Work required |
Every line of the material is to be quoted verbatim, minus the pictures.

◆ ◆ ◆

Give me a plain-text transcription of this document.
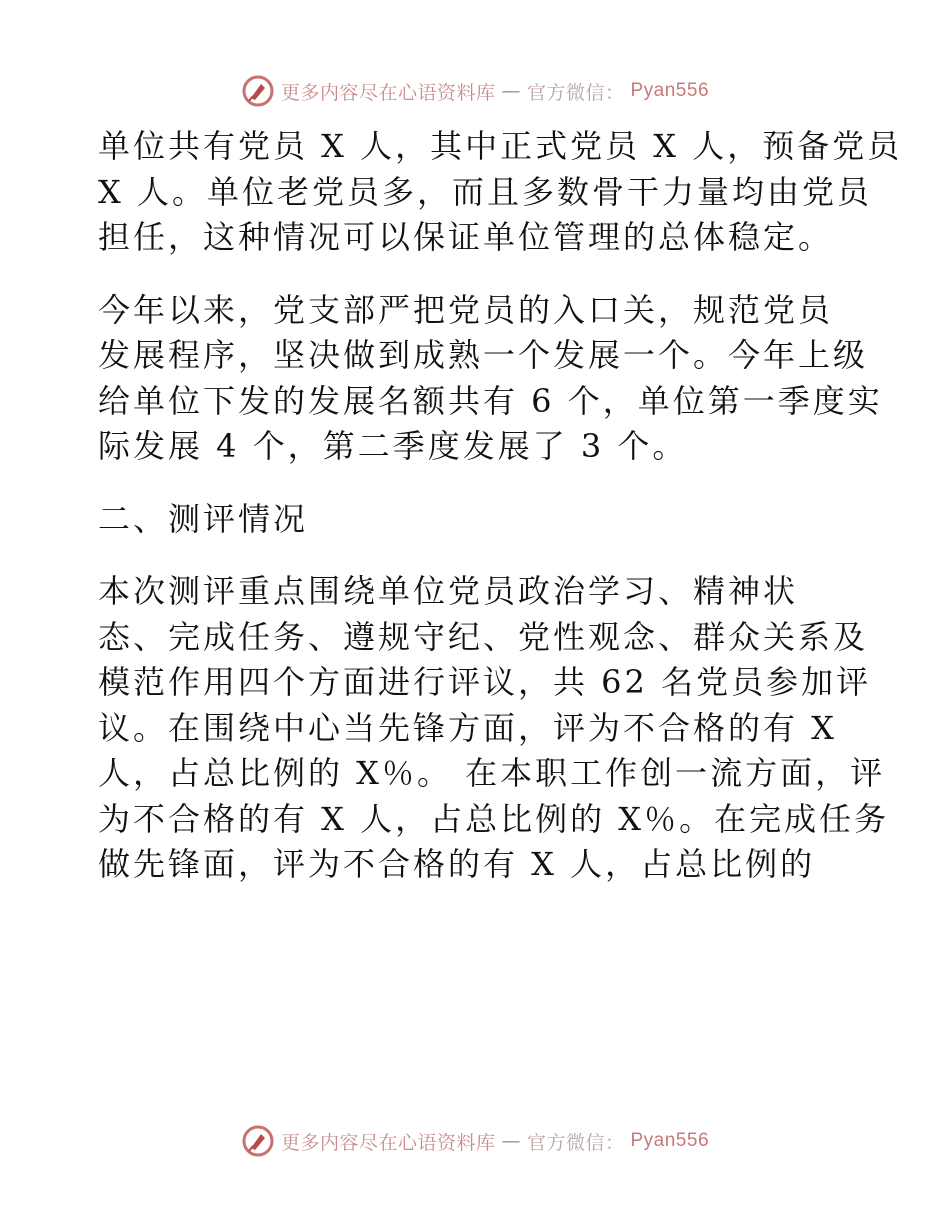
更多内容尽在心语资料库 — 官方微信： Pyan556
单位共有党员 X 人，其中正式党员 X 人，预备党员
X 人。单位老党员多，而且多数骨干力量均由党员
担任，这种情况可以保证单位管理的总体稳定。
今年以来，党支部严把党员的入口关，规范党员
发展程序，坚决做到成熟一个发展一个。今年上级
给单位下发的发展名额共有 6 个，单位第一季度实
际发展 4 个，第二季度发展了 3 个。
二、测评情况
本次测评重点围绕单位党员政治学习、精神状
态、完成任务、遵规守纪、党性观念、群众关系及
模范作用四个方面进行评议，共 62 名党员参加评
议。在围绕中心当先锋方面，评为不合格的有 X
人，占总比例的 X％。 在本职工作创一流方面，评
为不合格的有 X 人，占总比例的 X％。在完成任务
做先锋面，评为不合格的有 X 人，占总比例的
更多内容尽在心语资料库 — 官方微信： Pyan556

◆ ◆ ◆

Output below |
Give me a plain-text transcription of this document.
更多内容尽在心语资料库 — 官方微信： Pyan556
单位共有党员 X 人，其中正式党员 X 人，预备党员
X 人。单位老党员多，而且多数骨干力量均由党员
担任，这种情况可以保证单位管理的总体稳定。
今年以来，党支部严把党员的入口关，规范党员
发展程序，坚决做到成熟一个发展一个。今年上级
给单位下发的发展名额共有 6 个，单位第一季度实
际发展 4 个，第二季度发展了 3 个。
二、测评情况
本次测评重点围绕单位党员政治学习、精神状
态、完成任务、遵规守纪、党性观念、群众关系及
模范作用四个方面进行评议，共 62 名党员参加评
议。在围绕中心当先锋方面，评为不合格的有 X
人，占总比例的 X％。 在本职工作创一流方面，评
为不合格的有 X 人，占总比例的 X％。在完成任务
做先锋面，评为不合格的有 X 人，占总比例的
更多内容尽在心语资料库 — 官方微信： Pyan556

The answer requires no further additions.